▸ **GIVEN TASK**
Leaving out all images, write out the records that follow exactly.
— start RECORDS FOR PROCESSING —
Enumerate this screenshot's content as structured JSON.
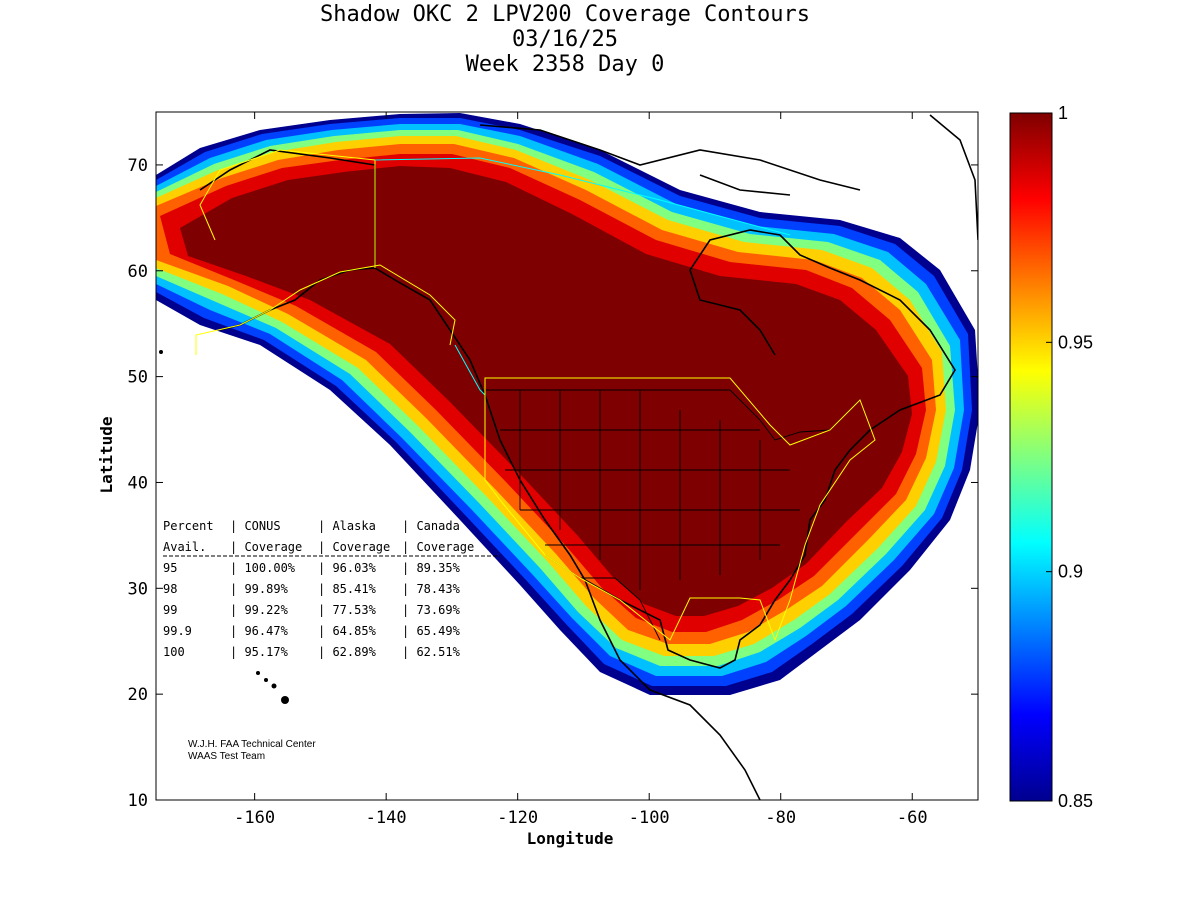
{
  "title": {
    "line1": "Shadow OKC 2 LPV200 Coverage Contours",
    "line2": "03/16/25",
    "line3": "Week 2358 Day 0"
  },
  "axes": {
    "xlabel": "Longitude",
    "ylabel": "Latitude",
    "x_ticks": [
      "-160",
      "-140",
      "-120",
      "-100",
      "-80",
      "-60"
    ],
    "y_ticks": [
      "70",
      "60",
      "50",
      "40",
      "30",
      "20",
      "10"
    ],
    "xlim": [
      -175,
      -50
    ],
    "ylim": [
      10,
      75
    ]
  },
  "colorbar": {
    "ticks": [
      "1",
      "0.95",
      "0.9",
      "0.85"
    ],
    "range": [
      0.85,
      1
    ],
    "colormap": "jet"
  },
  "coverage_table": {
    "header1": [
      "Percent",
      "CONUS",
      "Alaska",
      "Canada"
    ],
    "header2": [
      "Avail.",
      "Coverage",
      "Coverage",
      "Coverage"
    ],
    "rows": [
      [
        "95",
        "100.00%",
        "96.03%",
        "89.35%"
      ],
      [
        "98",
        "99.89%",
        "85.41%",
        "78.43%"
      ],
      [
        "99",
        "99.22%",
        "77.53%",
        "73.69%"
      ],
      [
        "99.9",
        "96.47%",
        "64.85%",
        "65.49%"
      ],
      [
        "100",
        "95.17%",
        "62.89%",
        "62.51%"
      ]
    ]
  },
  "credit": {
    "line1": "W.J.H. FAA Technical Center",
    "line2": "WAAS Test Team"
  },
  "colors": {
    "dark_red": "#7f0000",
    "red": "#ff0000",
    "orange": "#ff8000",
    "yellow": "#ffff00",
    "cyan": "#00ffff",
    "blue": "#0000ff",
    "navy": "#00008f"
  },
  "chart_data": {
    "type": "heatmap",
    "title": "Shadow OKC 2 LPV200 Coverage Contours",
    "xlabel": "Longitude",
    "ylabel": "Latitude",
    "xlim": [
      -175,
      -50
    ],
    "ylim": [
      10,
      75
    ],
    "colorbar_range": [
      0.85,
      1
    ],
    "description_values": "Coverage fraction contours from 0.85 (blue edge) to 1.0 (dark red core) over North America"
  }
}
— end RECORDS FOR PROCESSING —
▸ **THE ANSWER**
Enumerate this screenshot's content as structured JSON.
{
  "title": {
    "line1": "Shadow OKC 2 LPV200 Coverage Contours",
    "line2": "03/16/25",
    "line3": "Week 2358 Day 0"
  },
  "axes": {
    "xlabel": "Longitude",
    "ylabel": "Latitude",
    "x_ticks": [
      "-160",
      "-140",
      "-120",
      "-100",
      "-80",
      "-60"
    ],
    "y_ticks": [
      "70",
      "60",
      "50",
      "40",
      "30",
      "20",
      "10"
    ],
    "xlim": [
      -175,
      -50
    ],
    "ylim": [
      10,
      75
    ]
  },
  "colorbar": {
    "ticks": [
      "1",
      "0.95",
      "0.9",
      "0.85"
    ],
    "range": [
      0.85,
      1
    ],
    "colormap": "jet"
  },
  "coverage_table": {
    "header1": [
      "Percent",
      "CONUS",
      "Alaska",
      "Canada"
    ],
    "header2": [
      "Avail.",
      "Coverage",
      "Coverage",
      "Coverage"
    ],
    "rows": [
      [
        "95",
        "100.00%",
        "96.03%",
        "89.35%"
      ],
      [
        "98",
        "99.89%",
        "85.41%",
        "78.43%"
      ],
      [
        "99",
        "99.22%",
        "77.53%",
        "73.69%"
      ],
      [
        "99.9",
        "96.47%",
        "64.85%",
        "65.49%"
      ],
      [
        "100",
        "95.17%",
        "62.89%",
        "62.51%"
      ]
    ]
  },
  "credit": {
    "line1": "W.J.H. FAA Technical Center",
    "line2": "WAAS Test Team"
  },
  "colors": {
    "dark_red": "#7f0000",
    "red": "#ff0000",
    "orange": "#ff8000",
    "yellow": "#ffff00",
    "cyan": "#00ffff",
    "blue": "#0000ff",
    "navy": "#00008f"
  },
  "chart_data": {
    "type": "heatmap",
    "title": "Shadow OKC 2 LPV200 Coverage Contours",
    "xlabel": "Longitude",
    "ylabel": "Latitude",
    "xlim": [
      -175,
      -50
    ],
    "ylim": [
      10,
      75
    ],
    "colorbar_range": [
      0.85,
      1
    ],
    "description_values": "Coverage fraction contours from 0.85 (blue edge) to 1.0 (dark red core) over North America"
  }
}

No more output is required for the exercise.